[Collected data]
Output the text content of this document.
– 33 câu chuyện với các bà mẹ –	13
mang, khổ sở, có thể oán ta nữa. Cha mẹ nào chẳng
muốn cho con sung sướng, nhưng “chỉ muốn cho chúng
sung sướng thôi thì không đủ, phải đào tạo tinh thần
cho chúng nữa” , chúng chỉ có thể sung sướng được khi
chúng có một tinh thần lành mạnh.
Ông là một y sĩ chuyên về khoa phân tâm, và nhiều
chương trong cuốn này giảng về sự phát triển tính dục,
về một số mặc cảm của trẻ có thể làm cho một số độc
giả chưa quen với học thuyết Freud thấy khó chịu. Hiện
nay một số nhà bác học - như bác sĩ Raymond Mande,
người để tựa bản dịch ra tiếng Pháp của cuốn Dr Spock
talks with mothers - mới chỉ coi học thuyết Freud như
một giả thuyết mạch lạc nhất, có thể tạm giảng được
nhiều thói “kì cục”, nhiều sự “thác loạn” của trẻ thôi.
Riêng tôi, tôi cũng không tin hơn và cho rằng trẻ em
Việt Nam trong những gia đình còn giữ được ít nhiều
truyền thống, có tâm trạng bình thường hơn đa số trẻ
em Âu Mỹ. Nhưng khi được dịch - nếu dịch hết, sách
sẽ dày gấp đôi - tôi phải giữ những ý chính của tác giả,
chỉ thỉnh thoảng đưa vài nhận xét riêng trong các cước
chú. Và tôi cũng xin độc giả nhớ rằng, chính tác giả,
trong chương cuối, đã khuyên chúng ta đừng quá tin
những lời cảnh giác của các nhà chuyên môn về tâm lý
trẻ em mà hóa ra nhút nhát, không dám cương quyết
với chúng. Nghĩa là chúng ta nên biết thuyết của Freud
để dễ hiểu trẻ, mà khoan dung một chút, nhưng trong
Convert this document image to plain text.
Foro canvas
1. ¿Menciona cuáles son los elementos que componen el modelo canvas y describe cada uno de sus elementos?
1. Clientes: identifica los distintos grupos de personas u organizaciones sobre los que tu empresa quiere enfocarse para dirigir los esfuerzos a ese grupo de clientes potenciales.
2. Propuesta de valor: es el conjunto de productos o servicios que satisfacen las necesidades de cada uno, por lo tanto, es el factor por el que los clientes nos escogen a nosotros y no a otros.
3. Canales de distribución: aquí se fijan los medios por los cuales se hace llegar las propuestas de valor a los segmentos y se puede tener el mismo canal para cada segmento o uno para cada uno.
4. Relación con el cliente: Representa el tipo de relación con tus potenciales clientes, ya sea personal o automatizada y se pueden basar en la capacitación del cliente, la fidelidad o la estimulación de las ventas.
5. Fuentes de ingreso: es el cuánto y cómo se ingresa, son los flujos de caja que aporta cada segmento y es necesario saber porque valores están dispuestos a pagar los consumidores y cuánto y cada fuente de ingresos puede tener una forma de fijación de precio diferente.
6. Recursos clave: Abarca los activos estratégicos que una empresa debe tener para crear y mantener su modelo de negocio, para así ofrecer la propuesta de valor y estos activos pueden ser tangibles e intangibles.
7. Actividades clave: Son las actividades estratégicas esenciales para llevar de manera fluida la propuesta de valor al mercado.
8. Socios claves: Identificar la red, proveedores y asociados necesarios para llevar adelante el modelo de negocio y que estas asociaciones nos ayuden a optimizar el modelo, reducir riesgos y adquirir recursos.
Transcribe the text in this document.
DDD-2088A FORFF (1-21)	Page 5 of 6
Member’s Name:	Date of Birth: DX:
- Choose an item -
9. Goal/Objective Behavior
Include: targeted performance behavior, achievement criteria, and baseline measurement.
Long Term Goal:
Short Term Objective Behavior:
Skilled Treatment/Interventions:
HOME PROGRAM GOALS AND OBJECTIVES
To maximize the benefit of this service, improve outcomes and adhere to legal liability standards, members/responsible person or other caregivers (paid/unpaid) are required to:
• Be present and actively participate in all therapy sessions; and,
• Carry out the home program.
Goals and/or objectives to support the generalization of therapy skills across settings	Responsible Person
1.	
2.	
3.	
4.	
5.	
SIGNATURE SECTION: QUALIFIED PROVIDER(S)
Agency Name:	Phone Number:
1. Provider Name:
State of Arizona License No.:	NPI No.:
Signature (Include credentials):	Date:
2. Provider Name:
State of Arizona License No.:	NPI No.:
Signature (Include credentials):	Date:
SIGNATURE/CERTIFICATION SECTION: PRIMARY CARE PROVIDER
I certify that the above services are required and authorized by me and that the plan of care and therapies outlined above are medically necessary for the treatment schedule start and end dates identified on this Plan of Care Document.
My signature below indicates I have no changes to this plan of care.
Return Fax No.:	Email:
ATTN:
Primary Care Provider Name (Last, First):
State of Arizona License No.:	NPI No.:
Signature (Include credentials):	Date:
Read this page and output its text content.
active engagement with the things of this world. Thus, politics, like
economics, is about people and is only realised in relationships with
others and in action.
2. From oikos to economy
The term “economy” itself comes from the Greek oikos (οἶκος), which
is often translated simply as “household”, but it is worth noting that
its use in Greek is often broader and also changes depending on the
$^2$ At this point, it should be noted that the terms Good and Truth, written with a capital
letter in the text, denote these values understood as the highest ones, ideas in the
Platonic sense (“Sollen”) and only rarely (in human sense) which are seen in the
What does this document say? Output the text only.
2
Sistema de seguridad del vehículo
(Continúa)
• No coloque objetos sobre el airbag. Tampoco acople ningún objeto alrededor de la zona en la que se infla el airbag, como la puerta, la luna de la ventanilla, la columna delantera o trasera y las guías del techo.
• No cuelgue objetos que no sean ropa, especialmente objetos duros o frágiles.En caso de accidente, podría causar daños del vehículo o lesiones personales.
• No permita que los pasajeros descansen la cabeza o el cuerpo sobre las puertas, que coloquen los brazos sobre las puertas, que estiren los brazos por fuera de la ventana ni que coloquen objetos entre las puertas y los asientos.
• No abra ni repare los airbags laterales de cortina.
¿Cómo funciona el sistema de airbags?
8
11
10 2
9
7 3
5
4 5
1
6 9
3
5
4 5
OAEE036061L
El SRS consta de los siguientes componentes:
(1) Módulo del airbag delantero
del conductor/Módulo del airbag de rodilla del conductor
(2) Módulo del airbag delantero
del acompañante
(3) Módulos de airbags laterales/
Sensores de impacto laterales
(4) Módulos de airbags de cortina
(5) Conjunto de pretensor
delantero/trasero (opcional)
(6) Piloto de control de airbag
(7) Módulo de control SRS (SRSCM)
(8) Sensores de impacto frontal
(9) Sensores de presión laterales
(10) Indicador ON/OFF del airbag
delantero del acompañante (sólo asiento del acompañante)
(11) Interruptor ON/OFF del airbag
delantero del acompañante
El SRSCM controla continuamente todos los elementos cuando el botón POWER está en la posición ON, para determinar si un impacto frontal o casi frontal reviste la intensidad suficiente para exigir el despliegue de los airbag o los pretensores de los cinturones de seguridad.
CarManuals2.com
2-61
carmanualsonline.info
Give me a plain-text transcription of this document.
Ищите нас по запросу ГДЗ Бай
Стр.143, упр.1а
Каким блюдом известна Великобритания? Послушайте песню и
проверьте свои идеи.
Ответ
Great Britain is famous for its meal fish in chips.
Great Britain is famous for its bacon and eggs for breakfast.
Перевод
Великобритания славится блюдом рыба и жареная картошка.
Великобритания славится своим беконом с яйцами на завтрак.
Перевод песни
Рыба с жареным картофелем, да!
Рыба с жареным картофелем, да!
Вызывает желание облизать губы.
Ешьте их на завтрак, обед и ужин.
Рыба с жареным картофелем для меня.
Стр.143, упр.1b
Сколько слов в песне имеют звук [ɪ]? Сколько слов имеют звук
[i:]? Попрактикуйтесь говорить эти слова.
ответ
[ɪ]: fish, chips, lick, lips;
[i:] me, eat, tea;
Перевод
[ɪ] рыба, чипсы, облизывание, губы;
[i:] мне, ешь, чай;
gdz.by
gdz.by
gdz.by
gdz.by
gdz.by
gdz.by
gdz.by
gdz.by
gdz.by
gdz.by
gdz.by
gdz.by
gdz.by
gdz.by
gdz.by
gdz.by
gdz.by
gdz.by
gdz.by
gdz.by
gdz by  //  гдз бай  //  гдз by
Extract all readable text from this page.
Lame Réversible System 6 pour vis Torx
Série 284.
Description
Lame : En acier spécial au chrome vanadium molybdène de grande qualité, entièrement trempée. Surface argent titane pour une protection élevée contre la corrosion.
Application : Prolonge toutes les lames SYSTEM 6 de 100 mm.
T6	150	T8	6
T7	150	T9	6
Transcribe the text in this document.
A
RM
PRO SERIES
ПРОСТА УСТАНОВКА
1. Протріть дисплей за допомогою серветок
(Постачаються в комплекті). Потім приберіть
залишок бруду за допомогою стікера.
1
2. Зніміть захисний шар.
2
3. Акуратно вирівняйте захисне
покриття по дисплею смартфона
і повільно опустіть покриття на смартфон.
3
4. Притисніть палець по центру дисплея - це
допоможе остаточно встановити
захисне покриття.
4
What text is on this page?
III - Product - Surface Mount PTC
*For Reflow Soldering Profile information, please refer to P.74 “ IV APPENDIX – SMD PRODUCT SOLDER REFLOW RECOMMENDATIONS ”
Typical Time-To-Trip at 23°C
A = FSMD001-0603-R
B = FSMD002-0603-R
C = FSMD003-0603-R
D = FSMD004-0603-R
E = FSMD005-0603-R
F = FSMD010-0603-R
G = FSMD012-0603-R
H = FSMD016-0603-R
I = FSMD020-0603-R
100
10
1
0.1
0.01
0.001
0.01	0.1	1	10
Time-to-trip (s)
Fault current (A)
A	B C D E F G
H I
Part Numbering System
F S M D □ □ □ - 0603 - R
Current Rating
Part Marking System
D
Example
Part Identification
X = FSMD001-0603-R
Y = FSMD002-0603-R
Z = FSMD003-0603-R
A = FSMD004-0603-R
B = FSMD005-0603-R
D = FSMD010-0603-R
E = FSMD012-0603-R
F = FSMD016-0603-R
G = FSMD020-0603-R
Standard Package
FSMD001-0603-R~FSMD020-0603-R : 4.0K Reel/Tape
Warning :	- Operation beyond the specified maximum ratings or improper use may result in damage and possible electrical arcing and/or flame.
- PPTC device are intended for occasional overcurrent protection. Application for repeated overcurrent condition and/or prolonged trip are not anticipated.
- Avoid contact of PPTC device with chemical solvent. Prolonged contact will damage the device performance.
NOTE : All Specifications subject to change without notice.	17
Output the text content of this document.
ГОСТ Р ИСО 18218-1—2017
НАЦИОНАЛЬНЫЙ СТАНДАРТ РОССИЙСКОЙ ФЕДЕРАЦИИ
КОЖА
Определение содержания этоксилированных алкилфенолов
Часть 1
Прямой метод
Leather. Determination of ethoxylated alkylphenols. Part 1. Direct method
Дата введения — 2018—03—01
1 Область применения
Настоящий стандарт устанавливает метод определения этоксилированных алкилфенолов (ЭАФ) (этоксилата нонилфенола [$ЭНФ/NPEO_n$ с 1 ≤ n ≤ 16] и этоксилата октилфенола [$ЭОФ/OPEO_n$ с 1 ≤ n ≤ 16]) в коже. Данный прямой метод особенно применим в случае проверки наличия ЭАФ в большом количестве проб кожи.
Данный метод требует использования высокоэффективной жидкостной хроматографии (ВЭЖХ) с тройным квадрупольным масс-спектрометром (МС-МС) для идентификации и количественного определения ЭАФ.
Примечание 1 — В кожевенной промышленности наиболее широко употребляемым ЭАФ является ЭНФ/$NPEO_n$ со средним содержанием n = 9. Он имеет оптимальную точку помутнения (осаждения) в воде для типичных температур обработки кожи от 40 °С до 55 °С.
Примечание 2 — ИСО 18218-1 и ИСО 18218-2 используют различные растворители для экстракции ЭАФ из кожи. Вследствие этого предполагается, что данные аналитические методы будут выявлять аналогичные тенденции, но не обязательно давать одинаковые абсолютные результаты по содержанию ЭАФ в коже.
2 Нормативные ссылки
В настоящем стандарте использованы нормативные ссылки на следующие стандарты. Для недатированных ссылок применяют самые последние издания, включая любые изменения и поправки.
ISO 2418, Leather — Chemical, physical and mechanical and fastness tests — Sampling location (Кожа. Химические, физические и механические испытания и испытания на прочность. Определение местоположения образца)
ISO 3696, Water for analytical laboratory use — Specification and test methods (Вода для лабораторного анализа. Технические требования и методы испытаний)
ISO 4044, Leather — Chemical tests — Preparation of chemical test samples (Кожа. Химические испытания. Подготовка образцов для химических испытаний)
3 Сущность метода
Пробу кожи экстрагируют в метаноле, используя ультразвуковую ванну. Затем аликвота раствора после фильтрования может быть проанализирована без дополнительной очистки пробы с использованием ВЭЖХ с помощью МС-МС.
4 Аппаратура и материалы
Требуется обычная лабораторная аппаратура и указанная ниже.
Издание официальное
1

[GIVEN EXERCISE]
Scan the material above for the string "What" and return the lines that hold it.

[EXPECTED OUTPUT]
What does this document say? Output the text only.
What text is on this page?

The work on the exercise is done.